> [Working data]:
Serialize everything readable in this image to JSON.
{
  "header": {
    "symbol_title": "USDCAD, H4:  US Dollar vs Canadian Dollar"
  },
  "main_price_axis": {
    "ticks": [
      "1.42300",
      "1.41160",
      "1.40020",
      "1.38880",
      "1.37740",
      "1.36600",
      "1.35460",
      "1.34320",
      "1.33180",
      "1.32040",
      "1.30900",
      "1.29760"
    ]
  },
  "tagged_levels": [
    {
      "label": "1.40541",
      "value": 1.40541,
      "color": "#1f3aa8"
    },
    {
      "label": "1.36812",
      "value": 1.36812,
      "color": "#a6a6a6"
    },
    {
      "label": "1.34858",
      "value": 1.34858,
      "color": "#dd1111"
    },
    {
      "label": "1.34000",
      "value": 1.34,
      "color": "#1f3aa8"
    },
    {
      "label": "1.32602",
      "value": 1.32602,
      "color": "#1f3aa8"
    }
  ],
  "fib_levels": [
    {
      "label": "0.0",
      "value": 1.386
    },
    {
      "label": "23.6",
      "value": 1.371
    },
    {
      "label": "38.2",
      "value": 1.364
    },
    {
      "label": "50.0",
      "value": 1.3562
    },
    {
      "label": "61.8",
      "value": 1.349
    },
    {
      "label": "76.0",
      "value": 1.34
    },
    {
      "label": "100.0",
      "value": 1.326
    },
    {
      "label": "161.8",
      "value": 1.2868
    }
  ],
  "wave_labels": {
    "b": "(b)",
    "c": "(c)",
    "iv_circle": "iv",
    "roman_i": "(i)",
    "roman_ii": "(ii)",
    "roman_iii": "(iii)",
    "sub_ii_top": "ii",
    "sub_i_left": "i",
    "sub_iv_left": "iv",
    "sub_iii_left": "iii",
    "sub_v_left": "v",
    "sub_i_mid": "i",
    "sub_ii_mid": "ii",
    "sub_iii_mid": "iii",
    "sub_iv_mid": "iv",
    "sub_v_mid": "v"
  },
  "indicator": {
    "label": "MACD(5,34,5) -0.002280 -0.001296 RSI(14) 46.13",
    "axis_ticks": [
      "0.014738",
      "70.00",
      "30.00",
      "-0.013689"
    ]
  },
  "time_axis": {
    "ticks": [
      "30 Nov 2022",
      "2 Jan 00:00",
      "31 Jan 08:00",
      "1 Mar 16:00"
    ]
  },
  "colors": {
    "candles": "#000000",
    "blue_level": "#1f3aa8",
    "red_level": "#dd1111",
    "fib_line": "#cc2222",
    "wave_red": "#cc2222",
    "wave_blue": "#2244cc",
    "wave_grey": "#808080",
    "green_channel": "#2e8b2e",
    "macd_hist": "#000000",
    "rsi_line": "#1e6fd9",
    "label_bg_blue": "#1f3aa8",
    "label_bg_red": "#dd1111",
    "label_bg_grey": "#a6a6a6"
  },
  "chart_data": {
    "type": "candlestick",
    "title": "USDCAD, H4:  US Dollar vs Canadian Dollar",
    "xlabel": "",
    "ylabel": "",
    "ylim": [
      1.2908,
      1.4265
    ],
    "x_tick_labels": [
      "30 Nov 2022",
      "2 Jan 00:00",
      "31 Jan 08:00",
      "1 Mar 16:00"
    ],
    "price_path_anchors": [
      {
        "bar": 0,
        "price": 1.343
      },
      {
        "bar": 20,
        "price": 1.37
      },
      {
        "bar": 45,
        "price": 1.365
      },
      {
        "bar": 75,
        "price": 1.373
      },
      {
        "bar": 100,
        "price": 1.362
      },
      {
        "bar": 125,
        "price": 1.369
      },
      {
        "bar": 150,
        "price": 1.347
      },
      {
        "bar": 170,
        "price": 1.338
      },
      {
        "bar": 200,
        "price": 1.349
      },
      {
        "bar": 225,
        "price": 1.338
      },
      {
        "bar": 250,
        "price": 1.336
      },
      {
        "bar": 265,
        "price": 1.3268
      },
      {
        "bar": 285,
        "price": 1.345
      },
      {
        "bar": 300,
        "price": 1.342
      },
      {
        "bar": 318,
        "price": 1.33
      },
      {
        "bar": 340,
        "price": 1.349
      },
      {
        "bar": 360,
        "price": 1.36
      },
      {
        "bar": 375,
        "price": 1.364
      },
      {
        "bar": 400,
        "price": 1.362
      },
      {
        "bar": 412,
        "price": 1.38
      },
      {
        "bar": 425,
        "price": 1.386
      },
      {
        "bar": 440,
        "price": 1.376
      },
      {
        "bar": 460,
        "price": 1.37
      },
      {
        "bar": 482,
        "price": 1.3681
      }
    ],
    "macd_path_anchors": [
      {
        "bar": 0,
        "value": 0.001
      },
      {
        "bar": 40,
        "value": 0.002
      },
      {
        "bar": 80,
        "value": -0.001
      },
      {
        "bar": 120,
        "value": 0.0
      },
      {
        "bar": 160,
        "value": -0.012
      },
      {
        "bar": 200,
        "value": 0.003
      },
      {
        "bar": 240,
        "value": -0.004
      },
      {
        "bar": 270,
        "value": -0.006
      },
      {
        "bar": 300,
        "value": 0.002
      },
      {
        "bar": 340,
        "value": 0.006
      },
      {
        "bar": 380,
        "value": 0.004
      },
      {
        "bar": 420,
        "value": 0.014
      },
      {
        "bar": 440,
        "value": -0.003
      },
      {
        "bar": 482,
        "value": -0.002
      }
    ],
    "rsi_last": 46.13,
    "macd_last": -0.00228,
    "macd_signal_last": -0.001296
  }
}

> [Request]: Find every line that includes the string "Dollar". Report how many there are and nothing else.

> [Expected answer]: 2